Dataset records on visual material
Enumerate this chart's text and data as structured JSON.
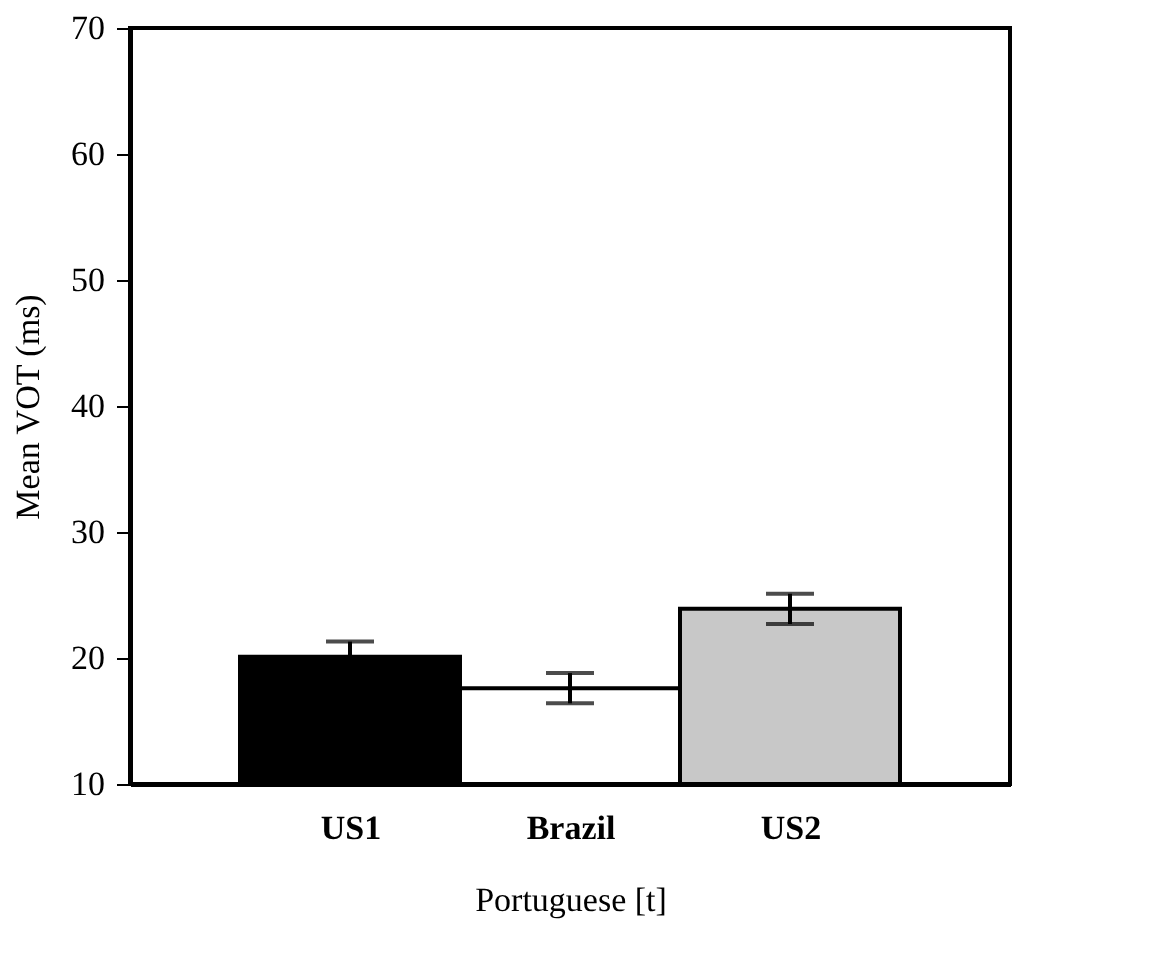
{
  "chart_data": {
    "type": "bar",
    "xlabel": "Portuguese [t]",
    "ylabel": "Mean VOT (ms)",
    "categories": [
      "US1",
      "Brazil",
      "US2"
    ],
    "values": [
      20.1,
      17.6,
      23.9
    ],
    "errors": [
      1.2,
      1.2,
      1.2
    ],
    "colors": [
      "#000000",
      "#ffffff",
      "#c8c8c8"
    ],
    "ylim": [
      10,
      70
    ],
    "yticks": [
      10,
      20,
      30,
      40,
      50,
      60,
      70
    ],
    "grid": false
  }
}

...

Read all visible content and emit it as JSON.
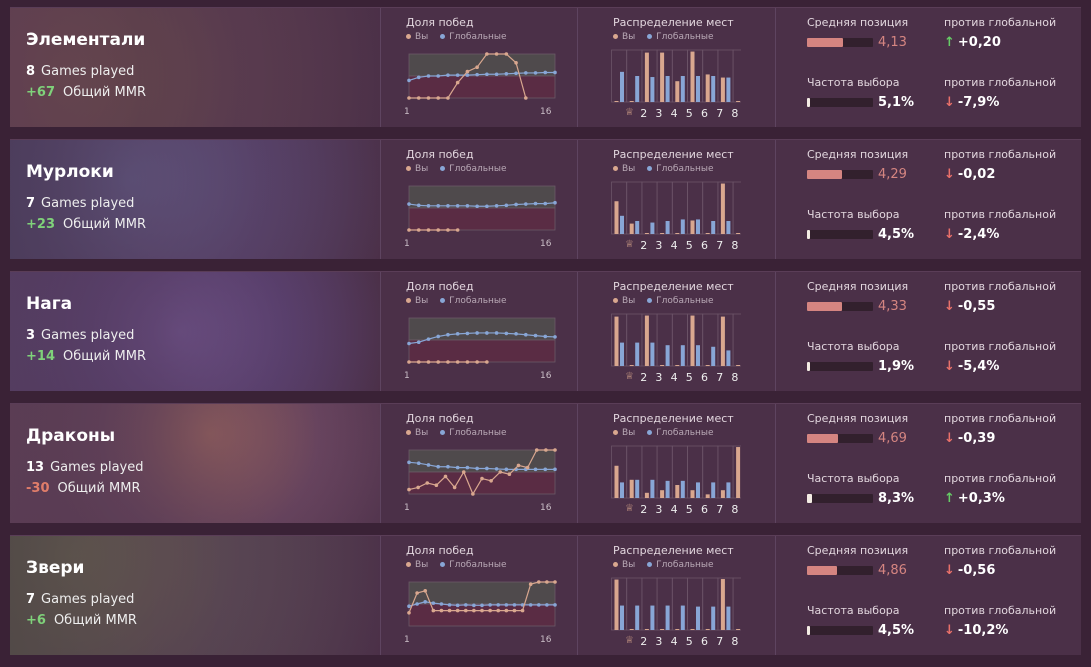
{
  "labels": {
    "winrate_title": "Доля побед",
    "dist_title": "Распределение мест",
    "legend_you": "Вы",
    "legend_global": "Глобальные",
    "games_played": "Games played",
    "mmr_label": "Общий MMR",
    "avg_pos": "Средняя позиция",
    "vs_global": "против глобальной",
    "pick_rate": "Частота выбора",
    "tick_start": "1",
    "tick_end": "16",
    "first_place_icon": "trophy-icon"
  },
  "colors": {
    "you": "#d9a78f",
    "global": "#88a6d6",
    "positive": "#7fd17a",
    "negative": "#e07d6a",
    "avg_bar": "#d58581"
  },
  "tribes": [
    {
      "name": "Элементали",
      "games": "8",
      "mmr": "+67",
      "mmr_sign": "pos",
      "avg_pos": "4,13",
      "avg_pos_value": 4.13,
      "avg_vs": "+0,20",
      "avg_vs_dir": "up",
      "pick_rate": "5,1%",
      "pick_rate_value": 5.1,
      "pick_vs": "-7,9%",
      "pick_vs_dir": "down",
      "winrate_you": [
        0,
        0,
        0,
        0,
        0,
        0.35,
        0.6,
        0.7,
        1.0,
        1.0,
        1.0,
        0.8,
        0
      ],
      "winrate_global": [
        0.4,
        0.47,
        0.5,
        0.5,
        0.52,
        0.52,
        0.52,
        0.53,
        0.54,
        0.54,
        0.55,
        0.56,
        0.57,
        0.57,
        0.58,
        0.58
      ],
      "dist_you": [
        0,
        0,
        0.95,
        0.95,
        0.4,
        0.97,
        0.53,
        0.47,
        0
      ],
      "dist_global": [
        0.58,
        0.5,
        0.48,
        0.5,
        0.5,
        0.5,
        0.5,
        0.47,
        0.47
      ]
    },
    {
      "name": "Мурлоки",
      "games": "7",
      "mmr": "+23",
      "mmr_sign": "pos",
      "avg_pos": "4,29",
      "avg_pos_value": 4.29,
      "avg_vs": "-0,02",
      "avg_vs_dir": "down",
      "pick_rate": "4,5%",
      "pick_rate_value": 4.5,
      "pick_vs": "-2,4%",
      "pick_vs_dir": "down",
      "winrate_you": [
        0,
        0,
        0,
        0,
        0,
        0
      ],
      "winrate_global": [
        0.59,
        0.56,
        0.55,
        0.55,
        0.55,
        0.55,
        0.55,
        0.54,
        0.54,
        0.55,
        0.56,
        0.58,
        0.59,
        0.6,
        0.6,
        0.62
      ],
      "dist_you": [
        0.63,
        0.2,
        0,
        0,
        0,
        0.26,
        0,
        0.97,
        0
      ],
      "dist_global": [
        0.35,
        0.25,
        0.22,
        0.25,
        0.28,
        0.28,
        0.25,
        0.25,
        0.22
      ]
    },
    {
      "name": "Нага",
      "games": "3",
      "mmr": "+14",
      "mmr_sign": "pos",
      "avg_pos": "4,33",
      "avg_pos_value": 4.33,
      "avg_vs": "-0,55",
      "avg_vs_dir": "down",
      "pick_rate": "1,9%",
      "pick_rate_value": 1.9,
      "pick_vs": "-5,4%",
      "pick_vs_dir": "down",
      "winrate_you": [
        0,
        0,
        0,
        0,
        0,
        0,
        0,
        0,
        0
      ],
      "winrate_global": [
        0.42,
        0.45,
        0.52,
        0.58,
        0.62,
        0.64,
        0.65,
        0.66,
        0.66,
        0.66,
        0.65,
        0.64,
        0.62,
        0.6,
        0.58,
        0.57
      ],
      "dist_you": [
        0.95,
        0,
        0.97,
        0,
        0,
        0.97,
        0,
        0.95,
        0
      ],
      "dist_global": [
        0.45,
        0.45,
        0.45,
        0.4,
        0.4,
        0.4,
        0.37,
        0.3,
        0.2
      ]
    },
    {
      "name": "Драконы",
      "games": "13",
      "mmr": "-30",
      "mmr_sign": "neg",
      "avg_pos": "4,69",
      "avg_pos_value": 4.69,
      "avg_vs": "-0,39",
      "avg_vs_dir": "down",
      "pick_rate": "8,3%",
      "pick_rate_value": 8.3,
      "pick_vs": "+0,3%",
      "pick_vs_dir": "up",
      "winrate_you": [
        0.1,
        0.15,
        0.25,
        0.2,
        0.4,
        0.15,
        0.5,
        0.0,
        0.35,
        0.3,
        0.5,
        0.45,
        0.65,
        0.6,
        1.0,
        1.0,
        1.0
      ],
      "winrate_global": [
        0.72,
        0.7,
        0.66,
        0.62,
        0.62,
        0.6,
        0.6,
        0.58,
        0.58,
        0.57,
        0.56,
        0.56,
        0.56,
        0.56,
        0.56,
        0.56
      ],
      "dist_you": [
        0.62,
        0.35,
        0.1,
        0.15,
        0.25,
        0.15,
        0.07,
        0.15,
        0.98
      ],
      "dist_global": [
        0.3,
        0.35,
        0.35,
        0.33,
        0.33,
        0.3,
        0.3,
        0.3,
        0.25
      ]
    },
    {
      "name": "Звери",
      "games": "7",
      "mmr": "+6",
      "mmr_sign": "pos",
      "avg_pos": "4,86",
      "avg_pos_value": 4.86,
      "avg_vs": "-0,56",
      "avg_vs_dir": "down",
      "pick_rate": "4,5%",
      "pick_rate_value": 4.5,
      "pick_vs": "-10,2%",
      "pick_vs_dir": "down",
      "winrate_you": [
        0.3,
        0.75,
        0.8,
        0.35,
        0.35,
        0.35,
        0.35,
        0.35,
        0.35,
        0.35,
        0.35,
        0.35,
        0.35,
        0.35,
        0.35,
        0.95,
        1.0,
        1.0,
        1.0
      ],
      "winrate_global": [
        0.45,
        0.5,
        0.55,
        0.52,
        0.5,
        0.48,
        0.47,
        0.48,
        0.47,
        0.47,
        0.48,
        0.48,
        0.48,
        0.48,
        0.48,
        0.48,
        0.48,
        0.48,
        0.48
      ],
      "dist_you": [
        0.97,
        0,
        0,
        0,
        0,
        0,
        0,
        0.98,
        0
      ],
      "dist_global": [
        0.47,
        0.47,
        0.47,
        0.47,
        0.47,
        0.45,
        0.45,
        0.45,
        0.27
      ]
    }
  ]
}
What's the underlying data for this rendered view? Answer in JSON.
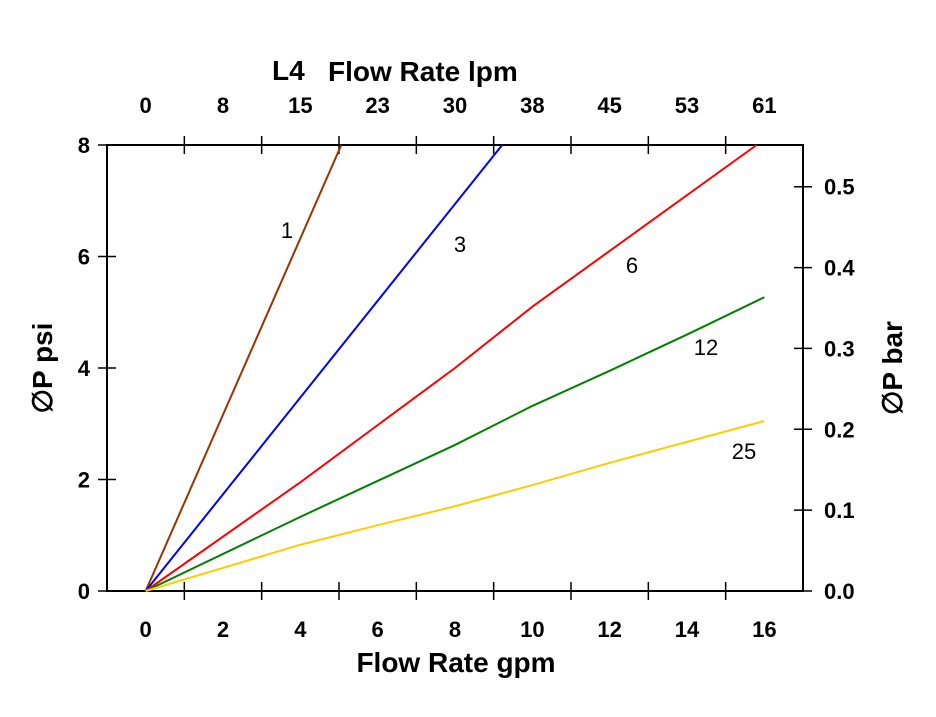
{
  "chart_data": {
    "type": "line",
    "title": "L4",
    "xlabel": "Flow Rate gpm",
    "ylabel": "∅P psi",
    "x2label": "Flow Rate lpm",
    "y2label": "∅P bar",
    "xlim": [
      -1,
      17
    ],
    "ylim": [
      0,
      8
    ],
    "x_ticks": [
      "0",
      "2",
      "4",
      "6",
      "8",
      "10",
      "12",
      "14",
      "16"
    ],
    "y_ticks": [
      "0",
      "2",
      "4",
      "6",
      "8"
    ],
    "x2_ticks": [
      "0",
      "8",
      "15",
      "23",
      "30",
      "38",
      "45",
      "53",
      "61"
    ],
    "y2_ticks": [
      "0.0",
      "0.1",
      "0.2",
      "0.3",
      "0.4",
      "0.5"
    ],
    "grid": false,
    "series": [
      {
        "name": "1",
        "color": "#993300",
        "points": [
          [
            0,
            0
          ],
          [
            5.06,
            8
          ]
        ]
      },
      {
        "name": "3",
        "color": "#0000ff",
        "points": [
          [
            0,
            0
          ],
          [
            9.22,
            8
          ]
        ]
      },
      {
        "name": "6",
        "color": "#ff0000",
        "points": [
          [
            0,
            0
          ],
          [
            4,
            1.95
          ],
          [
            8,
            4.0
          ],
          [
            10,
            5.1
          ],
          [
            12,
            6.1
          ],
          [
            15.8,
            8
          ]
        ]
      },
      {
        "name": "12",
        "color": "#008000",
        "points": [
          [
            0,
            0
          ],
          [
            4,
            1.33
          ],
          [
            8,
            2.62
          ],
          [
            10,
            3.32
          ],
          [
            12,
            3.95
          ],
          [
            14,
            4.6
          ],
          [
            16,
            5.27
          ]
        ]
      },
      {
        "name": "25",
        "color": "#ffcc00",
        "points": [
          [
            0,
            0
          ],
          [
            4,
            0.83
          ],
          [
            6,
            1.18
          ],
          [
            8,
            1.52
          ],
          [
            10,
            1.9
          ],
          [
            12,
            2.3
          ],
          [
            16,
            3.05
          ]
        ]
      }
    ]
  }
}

- [AIM]
Reproduce each line of the entries in which the word "JSON" is found.

- [WRITTEN SOLUTION]
Enumerate this chart's text and data as structured JSON.
Read all visible content and emit it as JSON.
What's the underlying data for this rendered view? Answer in JSON.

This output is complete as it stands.